--- BEGIN ---

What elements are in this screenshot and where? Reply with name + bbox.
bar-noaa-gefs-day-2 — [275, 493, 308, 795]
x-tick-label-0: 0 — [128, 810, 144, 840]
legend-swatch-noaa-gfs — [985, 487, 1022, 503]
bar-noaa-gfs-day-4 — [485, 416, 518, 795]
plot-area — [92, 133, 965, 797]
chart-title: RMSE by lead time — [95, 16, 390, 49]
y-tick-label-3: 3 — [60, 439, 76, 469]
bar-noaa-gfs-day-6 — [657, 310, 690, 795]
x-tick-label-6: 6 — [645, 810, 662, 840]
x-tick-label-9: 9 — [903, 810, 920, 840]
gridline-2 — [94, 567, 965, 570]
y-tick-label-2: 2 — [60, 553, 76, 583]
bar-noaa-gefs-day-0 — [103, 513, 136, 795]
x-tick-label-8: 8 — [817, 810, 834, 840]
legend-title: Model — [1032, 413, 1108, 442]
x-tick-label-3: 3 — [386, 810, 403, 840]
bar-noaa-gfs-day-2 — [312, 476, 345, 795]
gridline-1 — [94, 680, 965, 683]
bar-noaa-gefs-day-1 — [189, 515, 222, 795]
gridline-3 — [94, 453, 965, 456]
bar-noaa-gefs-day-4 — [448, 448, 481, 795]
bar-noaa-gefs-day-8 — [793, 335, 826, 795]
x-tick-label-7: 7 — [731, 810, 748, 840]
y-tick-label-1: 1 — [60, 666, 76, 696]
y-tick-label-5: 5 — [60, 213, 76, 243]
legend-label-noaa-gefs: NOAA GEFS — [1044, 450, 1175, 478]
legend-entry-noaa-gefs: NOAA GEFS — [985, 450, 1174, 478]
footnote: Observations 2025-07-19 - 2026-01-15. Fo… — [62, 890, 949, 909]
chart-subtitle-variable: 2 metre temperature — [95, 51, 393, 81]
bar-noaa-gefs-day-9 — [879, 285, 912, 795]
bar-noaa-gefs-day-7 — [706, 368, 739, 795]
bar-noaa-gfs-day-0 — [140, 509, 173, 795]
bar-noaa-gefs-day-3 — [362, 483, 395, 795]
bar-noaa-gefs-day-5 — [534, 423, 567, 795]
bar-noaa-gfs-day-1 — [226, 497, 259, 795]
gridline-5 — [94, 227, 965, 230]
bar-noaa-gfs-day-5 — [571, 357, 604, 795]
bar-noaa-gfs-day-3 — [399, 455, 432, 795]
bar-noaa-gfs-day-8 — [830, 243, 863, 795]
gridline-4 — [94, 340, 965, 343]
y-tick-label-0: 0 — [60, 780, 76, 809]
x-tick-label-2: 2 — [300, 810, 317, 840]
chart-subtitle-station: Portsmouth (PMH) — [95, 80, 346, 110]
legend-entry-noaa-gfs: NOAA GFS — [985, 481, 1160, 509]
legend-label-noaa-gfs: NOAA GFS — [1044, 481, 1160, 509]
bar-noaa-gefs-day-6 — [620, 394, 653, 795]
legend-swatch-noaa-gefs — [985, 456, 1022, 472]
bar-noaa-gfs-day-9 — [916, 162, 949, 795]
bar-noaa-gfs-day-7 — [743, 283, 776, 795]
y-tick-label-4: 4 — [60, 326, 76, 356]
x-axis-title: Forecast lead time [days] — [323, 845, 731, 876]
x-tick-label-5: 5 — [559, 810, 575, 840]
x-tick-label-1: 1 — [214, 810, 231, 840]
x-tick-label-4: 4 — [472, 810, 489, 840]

--- END ---

*WHAT THE EXERCISE ASKS*. Please copy the data above line for line, with nothing changed.

*REPLY*.
What elements are in this screenshot and where? Reply with name + bbox.
bar-noaa-gefs-day-2 — [275, 493, 308, 795]
x-tick-label-0: 0 — [128, 810, 144, 840]
legend-swatch-noaa-gfs — [985, 487, 1022, 503]
bar-noaa-gfs-day-4 — [485, 416, 518, 795]
plot-area — [92, 133, 965, 797]
chart-title: RMSE by lead time — [95, 16, 390, 49]
y-tick-label-3: 3 — [60, 439, 76, 469]
bar-noaa-gfs-day-6 — [657, 310, 690, 795]
x-tick-label-6: 6 — [645, 810, 662, 840]
x-tick-label-9: 9 — [903, 810, 920, 840]
gridline-2 — [94, 567, 965, 570]
y-tick-label-2: 2 — [60, 553, 76, 583]
bar-noaa-gefs-day-0 — [103, 513, 136, 795]
x-tick-label-8: 8 — [817, 810, 834, 840]
legend-title: Model — [1032, 413, 1108, 442]
x-tick-label-3: 3 — [386, 810, 403, 840]
bar-noaa-gfs-day-2 — [312, 476, 345, 795]
gridline-1 — [94, 680, 965, 683]
bar-noaa-gefs-day-1 — [189, 515, 222, 795]
gridline-3 — [94, 453, 965, 456]
bar-noaa-gefs-day-4 — [448, 448, 481, 795]
bar-noaa-gefs-day-8 — [793, 335, 826, 795]
x-tick-label-7: 7 — [731, 810, 748, 840]
y-tick-label-1: 1 — [60, 666, 76, 696]
y-tick-label-5: 5 — [60, 213, 76, 243]
legend-label-noaa-gefs: NOAA GEFS — [1044, 450, 1175, 478]
legend-entry-noaa-gefs: NOAA GEFS — [985, 450, 1174, 478]
footnote: Observations 2025-07-19 - 2026-01-15. Fo… — [62, 890, 949, 909]
chart-subtitle-variable: 2 metre temperature — [95, 51, 393, 81]
bar-noaa-gefs-day-9 — [879, 285, 912, 795]
bar-noaa-gefs-day-7 — [706, 368, 739, 795]
bar-noaa-gfs-day-0 — [140, 509, 173, 795]
bar-noaa-gefs-day-3 — [362, 483, 395, 795]
bar-noaa-gefs-day-5 — [534, 423, 567, 795]
bar-noaa-gfs-day-1 — [226, 497, 259, 795]
gridline-5 — [94, 227, 965, 230]
bar-noaa-gfs-day-5 — [571, 357, 604, 795]
bar-noaa-gfs-day-3 — [399, 455, 432, 795]
bar-noaa-gfs-day-8 — [830, 243, 863, 795]
gridline-4 — [94, 340, 965, 343]
y-tick-label-0: 0 — [60, 780, 76, 809]
x-tick-label-2: 2 — [300, 810, 317, 840]
chart-subtitle-station: Portsmouth (PMH) — [95, 80, 346, 110]
legend-entry-noaa-gfs: NOAA GFS — [985, 481, 1160, 509]
legend-label-noaa-gfs: NOAA GFS — [1044, 481, 1160, 509]
bar-noaa-gefs-day-6 — [620, 394, 653, 795]
legend-swatch-noaa-gefs — [985, 456, 1022, 472]
bar-noaa-gfs-day-9 — [916, 162, 949, 795]
bar-noaa-gfs-day-7 — [743, 283, 776, 795]
y-tick-label-4: 4 — [60, 326, 76, 356]
x-axis-title: Forecast lead time [days] — [323, 845, 731, 876]
x-tick-label-5: 5 — [559, 810, 575, 840]
x-tick-label-1: 1 — [214, 810, 231, 840]
x-tick-label-4: 4 — [472, 810, 489, 840]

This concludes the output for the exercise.